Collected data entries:

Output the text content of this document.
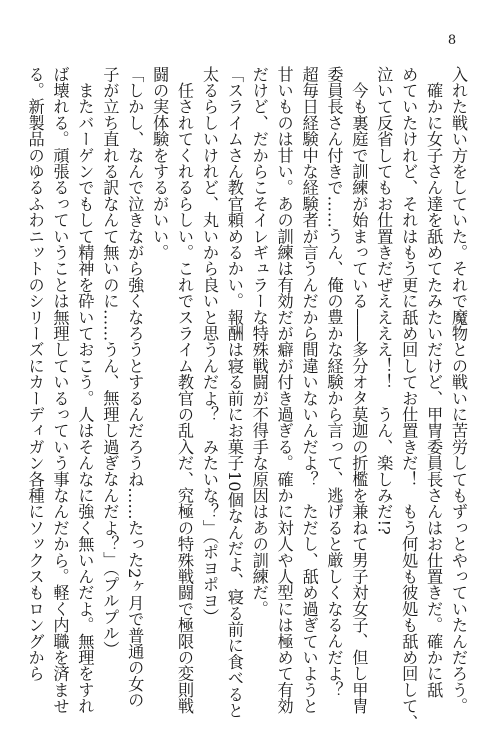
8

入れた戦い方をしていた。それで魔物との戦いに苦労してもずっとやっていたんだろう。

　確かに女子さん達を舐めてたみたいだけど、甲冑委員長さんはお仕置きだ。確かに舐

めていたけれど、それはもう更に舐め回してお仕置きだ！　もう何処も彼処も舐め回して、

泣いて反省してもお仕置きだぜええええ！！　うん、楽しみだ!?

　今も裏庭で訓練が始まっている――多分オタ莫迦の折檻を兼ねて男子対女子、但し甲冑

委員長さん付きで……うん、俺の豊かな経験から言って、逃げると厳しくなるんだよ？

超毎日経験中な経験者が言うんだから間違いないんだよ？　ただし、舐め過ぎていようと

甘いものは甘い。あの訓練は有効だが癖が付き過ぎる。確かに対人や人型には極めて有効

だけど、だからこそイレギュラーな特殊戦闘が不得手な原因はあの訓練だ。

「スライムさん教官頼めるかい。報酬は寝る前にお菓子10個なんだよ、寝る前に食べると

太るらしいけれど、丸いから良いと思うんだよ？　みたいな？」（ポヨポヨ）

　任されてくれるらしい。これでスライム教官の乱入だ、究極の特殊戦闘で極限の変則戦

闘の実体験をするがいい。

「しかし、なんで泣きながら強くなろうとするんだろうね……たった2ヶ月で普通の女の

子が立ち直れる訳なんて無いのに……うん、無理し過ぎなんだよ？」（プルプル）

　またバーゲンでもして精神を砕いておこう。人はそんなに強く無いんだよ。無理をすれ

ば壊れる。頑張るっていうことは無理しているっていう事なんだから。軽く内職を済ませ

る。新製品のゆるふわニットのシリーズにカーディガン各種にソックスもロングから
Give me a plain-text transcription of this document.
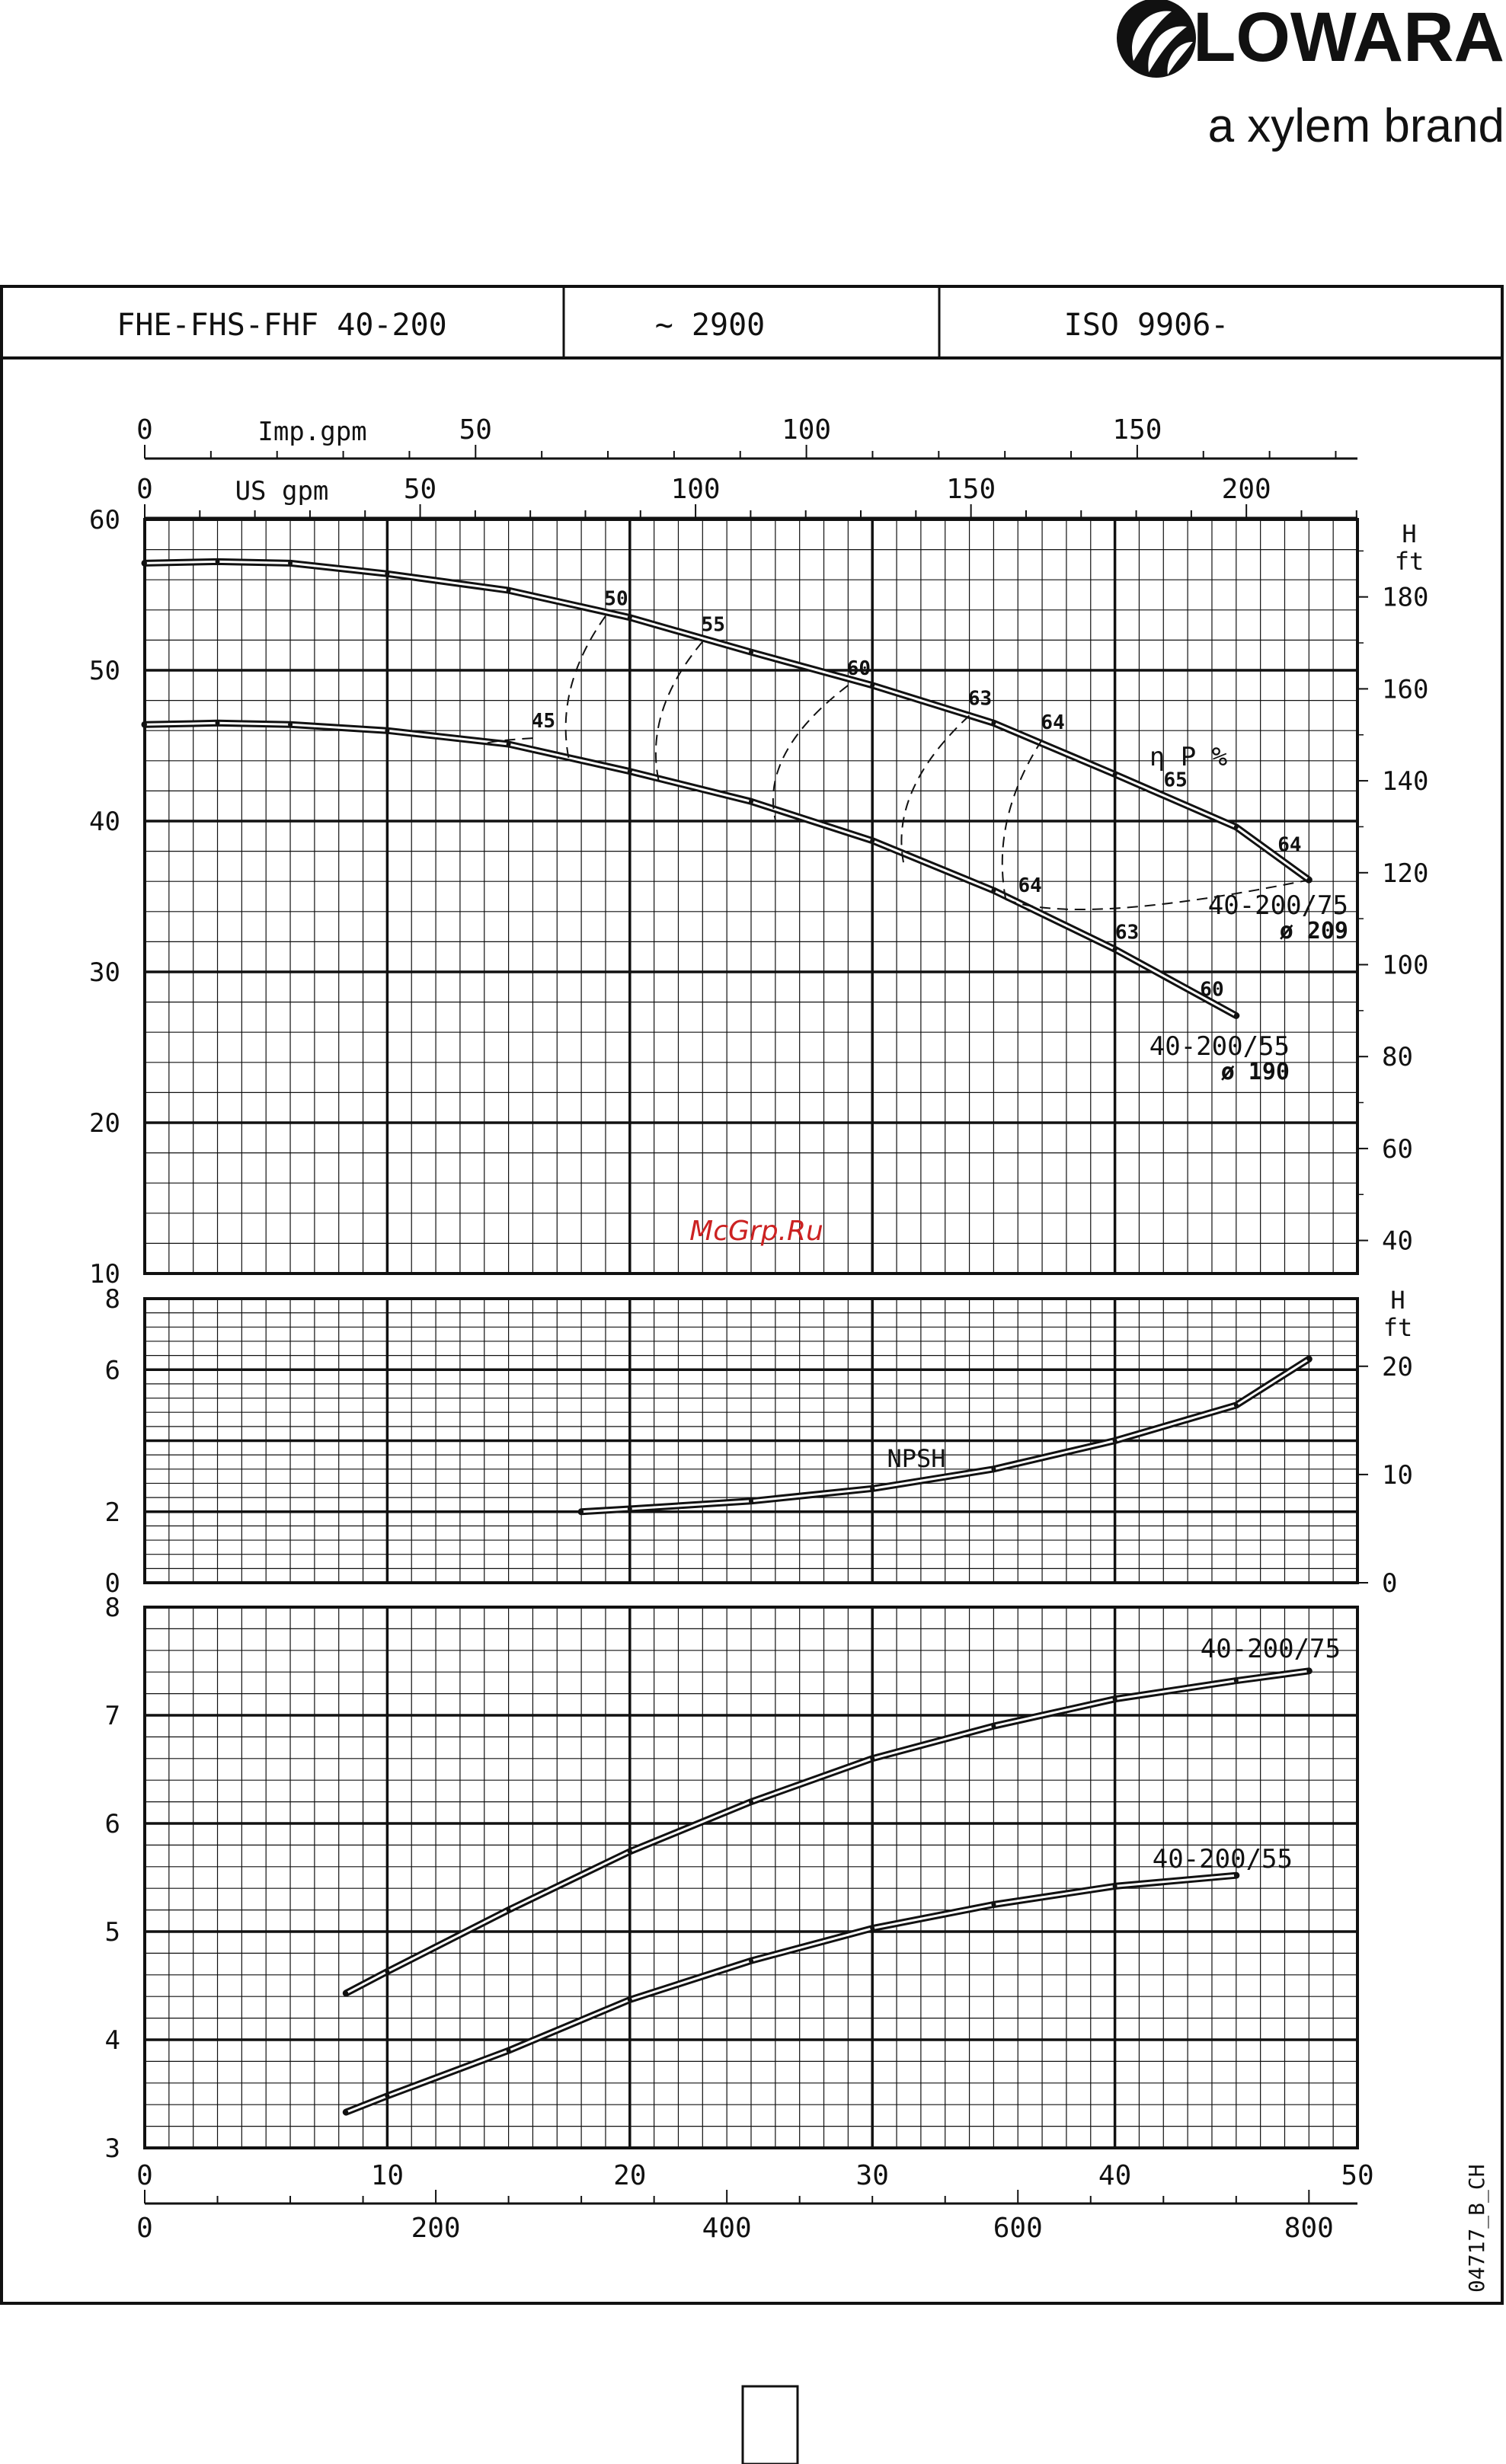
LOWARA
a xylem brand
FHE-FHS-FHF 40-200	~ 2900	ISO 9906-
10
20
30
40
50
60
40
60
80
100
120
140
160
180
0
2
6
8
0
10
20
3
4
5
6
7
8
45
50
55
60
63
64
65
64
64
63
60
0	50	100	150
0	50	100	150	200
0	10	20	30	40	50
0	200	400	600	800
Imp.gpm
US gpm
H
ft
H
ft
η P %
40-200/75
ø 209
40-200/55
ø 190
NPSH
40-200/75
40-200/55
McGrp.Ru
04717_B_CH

• Directions:
Give all the lines above again, character for character, without pictures.

• Task result:
Output the text content of this document.
8

入れた戦い方をしていた。それで魔物との戦いに苦労してもずっとやっていたんだろう。

　確かに女子さん達を舐めてたみたいだけど、甲冑委員長さんはお仕置きだ。確かに舐

めていたけれど、それはもう更に舐め回してお仕置きだ！　もう何処も彼処も舐め回して、

泣いて反省してもお仕置きだぜええええ！！　うん、楽しみだ!?

　今も裏庭で訓練が始まっている――多分オタ莫迦の折檻を兼ねて男子対女子、但し甲冑

委員長さん付きで……うん、俺の豊かな経験から言って、逃げると厳しくなるんだよ？

超毎日経験中な経験者が言うんだから間違いないんだよ？　ただし、舐め過ぎていようと

甘いものは甘い。あの訓練は有効だが癖が付き過ぎる。確かに対人や人型には極めて有効

だけど、だからこそイレギュラーな特殊戦闘が不得手な原因はあの訓練だ。

「スライムさん教官頼めるかい。報酬は寝る前にお菓子10個なんだよ、寝る前に食べると

太るらしいけれど、丸いから良いと思うんだよ？　みたいな？」（ポヨポヨ）

　任されてくれるらしい。これでスライム教官の乱入だ、究極の特殊戦闘で極限の変則戦

闘の実体験をするがいい。

「しかし、なんで泣きながら強くなろうとするんだろうね……たった2ヶ月で普通の女の

子が立ち直れる訳なんて無いのに……うん、無理し過ぎなんだよ？」（プルプル）

　またバーゲンでもして精神を砕いておこう。人はそんなに強く無いんだよ。無理をすれ

ば壊れる。頑張るっていうことは無理しているっていう事なんだから。軽く内職を済ませ

る。新製品のゆるふわニットのシリーズにカーディガン各種にソックスもロングから
Give me a plain-text transcription of this document.
LOWARA
a xylem brand
FHE-FHS-FHF 40-200	~ 2900	ISO 9906-
10
20
30
40
50
60
40
60
80
100
120
140
160
180
0
2
6
8
0
10
20
3
4
5
6
7
8
45
50
55
60
63
64
65
64
64
63
60
0	50	100	150
0	50	100	150	200
0	10	20	30	40	50
0	200	400	600	800
Imp.gpm
US gpm
H
ft
H
ft
η P %
40-200/75
ø 209
40-200/55
ø 190
NPSH
40-200/75
40-200/55
McGrp.Ru
04717_B_CH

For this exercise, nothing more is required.